Exercise goal: Quote the listing in full, exactly as given, minus any pictures.
Begin Listed records
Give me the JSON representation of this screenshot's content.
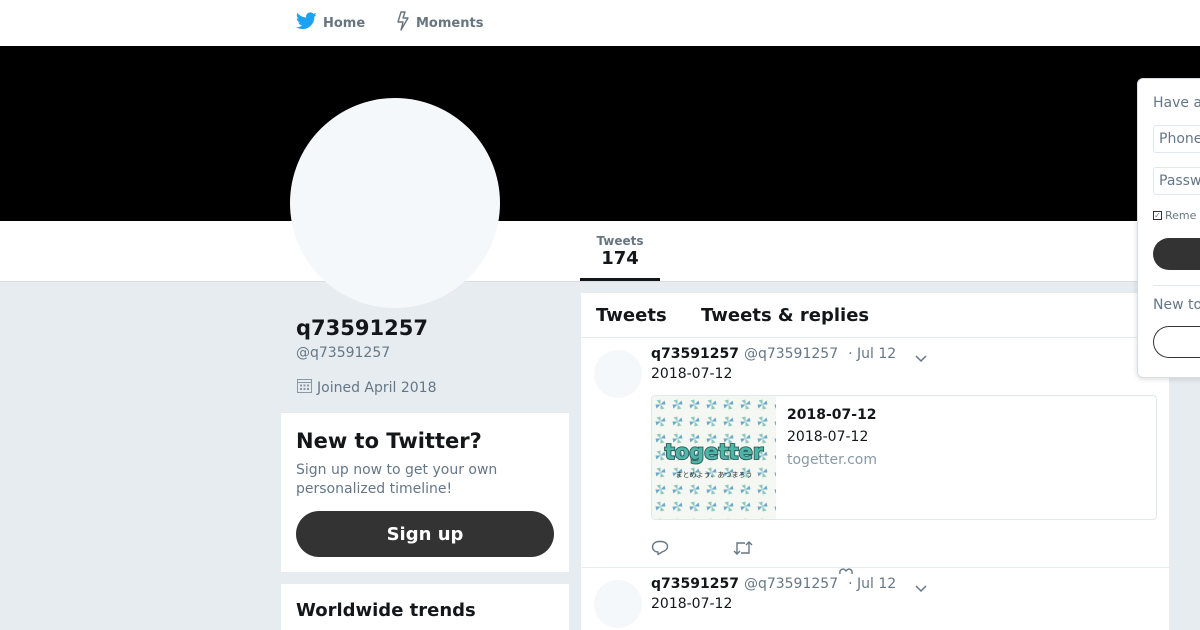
{
  "nav": {
    "home_label": "Home",
    "moments_label": "Moments"
  },
  "profile": {
    "name": "q73591257",
    "handle": "@q73591257",
    "joined": "Joined April 2018",
    "stats": {
      "tweets_label": "Tweets",
      "tweets_count": "174"
    }
  },
  "signup_card": {
    "title": "New to Twitter?",
    "text": "Sign up now to get your own personalized timeline!",
    "button_label": "Sign up"
  },
  "trends": {
    "title": "Worldwide trends"
  },
  "timeline": {
    "tabs": [
      {
        "label": "Tweets"
      },
      {
        "label": "Tweets & replies"
      }
    ],
    "tweets": [
      {
        "name": "q73591257",
        "handle": "@q73591257",
        "time": "· Jul 12",
        "text": "2018-07-12",
        "card": {
          "title": "2018-07-12",
          "description": "2018-07-12",
          "domain": "togetter.com",
          "image_logo_text": "togetter",
          "image_tagline": "まとめよう、あつまろう"
        }
      },
      {
        "name": "q73591257",
        "handle": "@q73591257",
        "time": "· Jul 12",
        "text": "2018-07-12"
      }
    ]
  },
  "login": {
    "title": "Have a",
    "phone_placeholder": "Phone",
    "password_placeholder": "Passw",
    "remember_label": "Reme",
    "new_to_label": "New to"
  },
  "colors": {
    "twitter_blue": "#1da1f2",
    "background": "#e6ecf0",
    "banner": "#000000",
    "button_dark": "#333333",
    "secondary_text": "#657786"
  }
}
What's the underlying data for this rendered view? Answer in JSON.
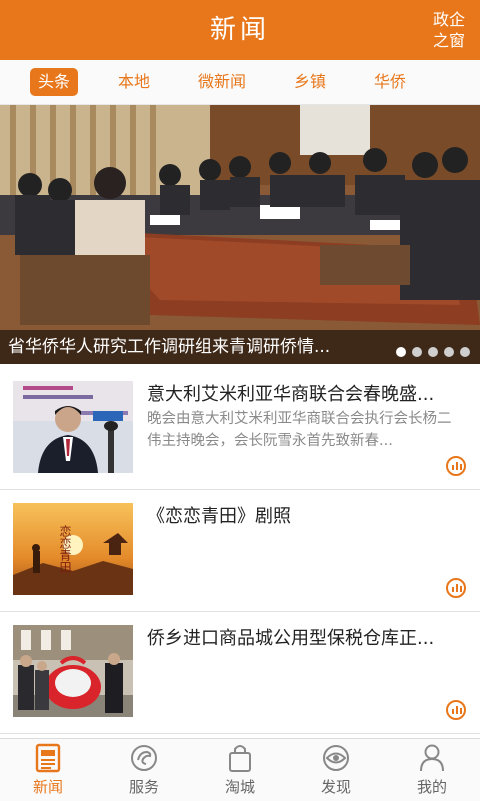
End Listed records
The output:
Give me the JSON representation of this screenshot's content.
{
  "nav": {
    "home_label": "Home",
    "moments_label": "Moments"
  },
  "profile": {
    "name": "q73591257",
    "handle": "@q73591257",
    "joined": "Joined April 2018",
    "stats": {
      "tweets_label": "Tweets",
      "tweets_count": "174"
    }
  },
  "signup_card": {
    "title": "New to Twitter?",
    "text": "Sign up now to get your own personalized timeline!",
    "button_label": "Sign up"
  },
  "trends": {
    "title": "Worldwide trends"
  },
  "timeline": {
    "tabs": [
      {
        "label": "Tweets"
      },
      {
        "label": "Tweets & replies"
      }
    ],
    "tweets": [
      {
        "name": "q73591257",
        "handle": "@q73591257",
        "time": "· Jul 12",
        "text": "2018-07-12",
        "card": {
          "title": "2018-07-12",
          "description": "2018-07-12",
          "domain": "togetter.com",
          "image_logo_text": "togetter",
          "image_tagline": "まとめよう、あつまろう"
        }
      },
      {
        "name": "q73591257",
        "handle": "@q73591257",
        "time": "· Jul 12",
        "text": "2018-07-12"
      }
    ]
  },
  "login": {
    "title": "Have a",
    "phone_placeholder": "Phone",
    "password_placeholder": "Passw",
    "remember_label": "Reme",
    "new_to_label": "New to"
  },
  "colors": {
    "twitter_blue": "#1da1f2",
    "background": "#e6ecf0",
    "banner": "#000000",
    "button_dark": "#333333",
    "secondary_text": "#657786"
  }
}
What's the underlying data for this rendered view? Answer in JSON.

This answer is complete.